What you need to do: Set out the lines of the records below as a numbered list, leaving out any blank lines. Begin at the first line of the records and stop after the line that contains "367, 421, 385]".

Saved data entries
┌────────

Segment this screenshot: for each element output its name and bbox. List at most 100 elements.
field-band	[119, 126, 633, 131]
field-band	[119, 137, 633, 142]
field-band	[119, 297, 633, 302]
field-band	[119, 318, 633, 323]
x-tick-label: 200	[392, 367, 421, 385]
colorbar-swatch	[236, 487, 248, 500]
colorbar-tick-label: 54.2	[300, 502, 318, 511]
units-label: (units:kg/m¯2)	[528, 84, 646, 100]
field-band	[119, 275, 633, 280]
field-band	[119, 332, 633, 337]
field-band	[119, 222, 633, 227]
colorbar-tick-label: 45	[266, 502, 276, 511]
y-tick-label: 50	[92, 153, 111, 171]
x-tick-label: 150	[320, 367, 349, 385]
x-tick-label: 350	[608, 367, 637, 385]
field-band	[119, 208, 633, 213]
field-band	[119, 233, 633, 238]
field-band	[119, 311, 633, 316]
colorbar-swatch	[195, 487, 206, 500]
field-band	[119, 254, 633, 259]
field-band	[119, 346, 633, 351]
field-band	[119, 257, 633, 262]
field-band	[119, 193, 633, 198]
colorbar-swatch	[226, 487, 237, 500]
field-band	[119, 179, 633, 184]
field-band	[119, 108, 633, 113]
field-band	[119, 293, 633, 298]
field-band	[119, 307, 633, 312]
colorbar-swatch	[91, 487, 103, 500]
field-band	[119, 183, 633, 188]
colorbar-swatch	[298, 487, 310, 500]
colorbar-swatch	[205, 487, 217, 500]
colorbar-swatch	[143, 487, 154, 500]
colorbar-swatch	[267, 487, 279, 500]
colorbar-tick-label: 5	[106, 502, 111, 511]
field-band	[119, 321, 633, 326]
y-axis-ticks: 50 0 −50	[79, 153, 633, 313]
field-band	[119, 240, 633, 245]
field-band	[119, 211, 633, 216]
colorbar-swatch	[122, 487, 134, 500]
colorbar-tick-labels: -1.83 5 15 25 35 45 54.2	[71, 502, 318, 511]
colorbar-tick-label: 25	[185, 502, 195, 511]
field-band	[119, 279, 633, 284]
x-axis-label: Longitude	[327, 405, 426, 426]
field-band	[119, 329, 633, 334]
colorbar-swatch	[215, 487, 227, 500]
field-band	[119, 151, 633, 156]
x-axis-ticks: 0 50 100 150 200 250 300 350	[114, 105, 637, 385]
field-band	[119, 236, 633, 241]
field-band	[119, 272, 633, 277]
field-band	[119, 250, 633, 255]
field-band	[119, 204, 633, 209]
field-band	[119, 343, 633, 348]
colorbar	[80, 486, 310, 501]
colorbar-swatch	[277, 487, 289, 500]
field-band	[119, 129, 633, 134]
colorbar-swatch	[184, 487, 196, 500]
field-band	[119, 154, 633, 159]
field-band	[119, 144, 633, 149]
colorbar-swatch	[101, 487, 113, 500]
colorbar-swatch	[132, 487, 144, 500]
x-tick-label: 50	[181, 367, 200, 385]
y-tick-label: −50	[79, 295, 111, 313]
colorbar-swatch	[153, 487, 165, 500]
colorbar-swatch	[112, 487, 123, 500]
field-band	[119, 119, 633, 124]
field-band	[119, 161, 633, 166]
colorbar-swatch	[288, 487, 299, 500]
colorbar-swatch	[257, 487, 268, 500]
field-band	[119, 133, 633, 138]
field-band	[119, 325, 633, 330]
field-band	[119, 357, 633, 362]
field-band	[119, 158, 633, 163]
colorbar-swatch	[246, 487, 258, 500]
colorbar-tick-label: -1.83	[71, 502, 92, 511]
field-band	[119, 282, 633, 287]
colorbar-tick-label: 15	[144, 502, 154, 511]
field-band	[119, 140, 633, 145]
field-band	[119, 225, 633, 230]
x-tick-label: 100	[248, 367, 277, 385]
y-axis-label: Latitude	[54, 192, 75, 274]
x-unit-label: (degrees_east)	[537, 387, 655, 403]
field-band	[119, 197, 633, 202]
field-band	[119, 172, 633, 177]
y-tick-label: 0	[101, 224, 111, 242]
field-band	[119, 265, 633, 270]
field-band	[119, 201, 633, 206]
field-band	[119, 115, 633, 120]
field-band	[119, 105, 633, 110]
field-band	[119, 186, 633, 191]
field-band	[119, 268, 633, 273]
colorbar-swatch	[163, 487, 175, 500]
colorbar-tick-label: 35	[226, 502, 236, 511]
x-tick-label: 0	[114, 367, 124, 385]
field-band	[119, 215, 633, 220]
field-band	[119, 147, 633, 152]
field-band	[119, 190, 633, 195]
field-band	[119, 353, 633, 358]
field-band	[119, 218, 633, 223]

└────────

Answer:
1. Segment this screenshot: for each element output its name and bbox. List at most 100 elements.
2. field-band	[119, 126, 633, 131]
3. field-band	[119, 137, 633, 142]
4. field-band	[119, 297, 633, 302]
5. field-band	[119, 318, 633, 323]
6. x-tick-label: 200	[392, 367, 421, 385]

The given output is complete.